--- START ---

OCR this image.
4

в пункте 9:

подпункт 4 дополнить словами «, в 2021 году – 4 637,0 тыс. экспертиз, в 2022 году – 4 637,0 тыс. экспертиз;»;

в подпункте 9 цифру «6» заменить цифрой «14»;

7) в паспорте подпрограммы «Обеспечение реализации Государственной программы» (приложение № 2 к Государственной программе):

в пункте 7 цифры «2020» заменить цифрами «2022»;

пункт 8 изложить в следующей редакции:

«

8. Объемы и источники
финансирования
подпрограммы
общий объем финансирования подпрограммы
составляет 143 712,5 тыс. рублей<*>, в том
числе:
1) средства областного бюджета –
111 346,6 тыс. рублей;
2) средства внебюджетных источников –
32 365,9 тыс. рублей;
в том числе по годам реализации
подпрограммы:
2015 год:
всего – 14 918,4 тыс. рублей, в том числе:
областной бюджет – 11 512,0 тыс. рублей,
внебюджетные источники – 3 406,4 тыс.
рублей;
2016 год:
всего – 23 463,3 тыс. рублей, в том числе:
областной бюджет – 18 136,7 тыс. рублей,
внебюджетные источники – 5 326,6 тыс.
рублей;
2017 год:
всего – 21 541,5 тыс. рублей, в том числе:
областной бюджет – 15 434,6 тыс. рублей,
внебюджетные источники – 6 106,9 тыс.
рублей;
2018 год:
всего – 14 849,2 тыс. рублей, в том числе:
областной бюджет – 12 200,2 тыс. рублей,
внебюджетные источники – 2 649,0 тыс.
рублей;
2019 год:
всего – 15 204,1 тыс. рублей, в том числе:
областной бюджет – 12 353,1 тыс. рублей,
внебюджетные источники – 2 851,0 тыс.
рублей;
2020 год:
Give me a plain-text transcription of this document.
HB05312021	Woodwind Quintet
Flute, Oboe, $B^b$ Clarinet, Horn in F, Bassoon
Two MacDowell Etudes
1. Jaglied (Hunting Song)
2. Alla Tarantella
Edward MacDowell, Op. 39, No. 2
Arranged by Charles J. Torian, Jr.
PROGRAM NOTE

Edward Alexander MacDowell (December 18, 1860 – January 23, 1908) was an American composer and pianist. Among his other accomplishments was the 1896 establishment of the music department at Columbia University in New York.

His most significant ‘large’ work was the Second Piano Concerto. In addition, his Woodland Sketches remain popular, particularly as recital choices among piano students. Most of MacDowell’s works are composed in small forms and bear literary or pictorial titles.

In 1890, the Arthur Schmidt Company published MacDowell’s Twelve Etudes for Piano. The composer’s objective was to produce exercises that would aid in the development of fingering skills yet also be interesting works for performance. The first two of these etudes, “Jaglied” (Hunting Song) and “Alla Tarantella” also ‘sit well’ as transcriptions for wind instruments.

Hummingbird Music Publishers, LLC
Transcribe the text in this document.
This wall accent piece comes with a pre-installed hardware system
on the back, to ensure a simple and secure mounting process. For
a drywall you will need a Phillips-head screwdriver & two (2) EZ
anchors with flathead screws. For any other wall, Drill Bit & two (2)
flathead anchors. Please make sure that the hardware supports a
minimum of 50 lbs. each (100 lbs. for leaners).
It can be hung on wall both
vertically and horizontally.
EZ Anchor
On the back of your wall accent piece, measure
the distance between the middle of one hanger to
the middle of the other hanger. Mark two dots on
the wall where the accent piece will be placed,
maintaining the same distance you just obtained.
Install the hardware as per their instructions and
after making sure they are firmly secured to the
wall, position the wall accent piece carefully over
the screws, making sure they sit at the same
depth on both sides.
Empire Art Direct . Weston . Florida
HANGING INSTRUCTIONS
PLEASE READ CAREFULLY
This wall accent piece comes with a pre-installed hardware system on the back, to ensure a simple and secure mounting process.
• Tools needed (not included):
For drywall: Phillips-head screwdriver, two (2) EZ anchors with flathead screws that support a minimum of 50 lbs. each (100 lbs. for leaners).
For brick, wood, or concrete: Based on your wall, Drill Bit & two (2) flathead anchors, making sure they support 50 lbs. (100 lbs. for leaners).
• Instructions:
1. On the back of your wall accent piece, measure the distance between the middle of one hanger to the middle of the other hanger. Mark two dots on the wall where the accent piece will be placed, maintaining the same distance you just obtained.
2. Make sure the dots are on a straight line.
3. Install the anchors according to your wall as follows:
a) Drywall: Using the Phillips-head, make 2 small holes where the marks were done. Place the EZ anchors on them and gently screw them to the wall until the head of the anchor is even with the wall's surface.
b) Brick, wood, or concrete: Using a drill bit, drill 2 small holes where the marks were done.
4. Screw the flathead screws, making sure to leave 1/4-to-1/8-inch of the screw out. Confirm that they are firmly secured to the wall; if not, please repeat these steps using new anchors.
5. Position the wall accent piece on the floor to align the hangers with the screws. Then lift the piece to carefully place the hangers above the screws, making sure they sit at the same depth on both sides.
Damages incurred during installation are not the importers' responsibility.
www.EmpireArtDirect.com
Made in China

--- END ---

* CHALLENGE *
Transcribe every record above exactly as it appears.

* COMPLETE ANSWER *
OCR this image.
4

в пункте 9:

подпункт 4 дополнить словами «, в 2021 году – 4 637,0 тыс. экспертиз, в 2022 году – 4 637,0 тыс. экспертиз;»;

в подпункте 9 цифру «6» заменить цифрой «14»;

7) в паспорте подпрограммы «Обеспечение реализации Государственной программы» (приложение № 2 к Государственной программе):

в пункте 7 цифры «2020» заменить цифрами «2022»;

пункт 8 изложить в следующей редакции:

«

8. Объемы и источники
финансирования
подпрограммы
общий объем финансирования подпрограммы
составляет 143 712,5 тыс. рублей<*>, в том
числе:
1) средства областного бюджета –
111 346,6 тыс. рублей;
2) средства внебюджетных источников –
32 365,9 тыс. рублей;
в том числе по годам реализации
подпрограммы:
2015 год:
всего – 14 918,4 тыс. рублей, в том числе:
областной бюджет – 11 512,0 тыс. рублей,
внебюджетные источники – 3 406,4 тыс.
рублей;
2016 год:
всего – 23 463,3 тыс. рублей, в том числе:
областной бюджет – 18 136,7 тыс. рублей,
внебюджетные источники – 5 326,6 тыс.
рублей;
2017 год:
всего – 21 541,5 тыс. рублей, в том числе:
областной бюджет – 15 434,6 тыс. рублей,
внебюджетные источники – 6 106,9 тыс.
рублей;
2018 год:
всего – 14 849,2 тыс. рублей, в том числе:
областной бюджет – 12 200,2 тыс. рублей,
внебюджетные источники – 2 649,0 тыс.
рублей;
2019 год:
всего – 15 204,1 тыс. рублей, в том числе:
областной бюджет – 12 353,1 тыс. рублей,
внебюджетные источники – 2 851,0 тыс.
рублей;
2020 год:
Give me a plain-text transcription of this document.
HB05312021	Woodwind Quintet
Flute, Oboe, $B^b$ Clarinet, Horn in F, Bassoon
Two MacDowell Etudes
1. Jaglied (Hunting Song)
2. Alla Tarantella
Edward MacDowell, Op. 39, No. 2
Arranged by Charles J. Torian, Jr.
PROGRAM NOTE

Edward Alexander MacDowell (December 18, 1860 – January 23, 1908) was an American composer and pianist. Among his other accomplishments was the 1896 establishment of the music department at Columbia University in New York.

His most significant ‘large’ work was the Second Piano Concerto. In addition, his Woodland Sketches remain popular, particularly as recital choices among piano students. Most of MacDowell’s works are composed in small forms and bear literary or pictorial titles.

In 1890, the Arthur Schmidt Company published MacDowell’s Twelve Etudes for Piano. The composer’s objective was to produce exercises that would aid in the development of fingering skills yet also be interesting works for performance. The first two of these etudes, “Jaglied” (Hunting Song) and “Alla Tarantella” also ‘sit well’ as transcriptions for wind instruments.

Hummingbird Music Publishers, LLC
Transcribe the text in this document.
This wall accent piece comes with a pre-installed hardware system
on the back, to ensure a simple and secure mounting process. For
a drywall you will need a Phillips-head screwdriver & two (2) EZ
anchors with flathead screws. For any other wall, Drill Bit & two (2)
flathead anchors. Please make sure that the hardware supports a
minimum of 50 lbs. each (100 lbs. for leaners).
It can be hung on wall both
vertically and horizontally.
EZ Anchor
On the back of your wall accent piece, measure
the distance between the middle of one hanger to
the middle of the other hanger. Mark two dots on
the wall where the accent piece will be placed,
maintaining the same distance you just obtained.
Install the hardware as per their instructions and
after making sure they are firmly secured to the
wall, position the wall accent piece carefully over
the screws, making sure they sit at the same
depth on both sides.
Empire Art Direct . Weston . Florida
HANGING INSTRUCTIONS
PLEASE READ CAREFULLY
This wall accent piece comes with a pre-installed hardware system on the back, to ensure a simple and secure mounting process.
• Tools needed (not included):
For drywall: Phillips-head screwdriver, two (2) EZ anchors with flathead screws that support a minimum of 50 lbs. each (100 lbs. for leaners).
For brick, wood, or concrete: Based on your wall, Drill Bit & two (2) flathead anchors, making sure they support 50 lbs. (100 lbs. for leaners).
• Instructions:
1. On the back of your wall accent piece, measure the distance between the middle of one hanger to the middle of the other hanger. Mark two dots on the wall where the accent piece will be placed, maintaining the same distance you just obtained.
2. Make sure the dots are on a straight line.
3. Install the anchors according to your wall as follows:
a) Drywall: Using the Phillips-head, make 2 small holes where the marks were done. Place the EZ anchors on them and gently screw them to the wall until the head of the anchor is even with the wall's surface.
b) Brick, wood, or concrete: Using a drill bit, drill 2 small holes where the marks were done.
4. Screw the flathead screws, making sure to leave 1/4-to-1/8-inch of the screw out. Confirm that they are firmly secured to the wall; if not, please repeat these steps using new anchors.
5. Position the wall accent piece on the floor to align the hangers with the screws. Then lift the piece to carefully place the hangers above the screws, making sure they sit at the same depth on both sides.
Damages incurred during installation are not the importers' responsibility.
www.EmpireArtDirect.com
Made in China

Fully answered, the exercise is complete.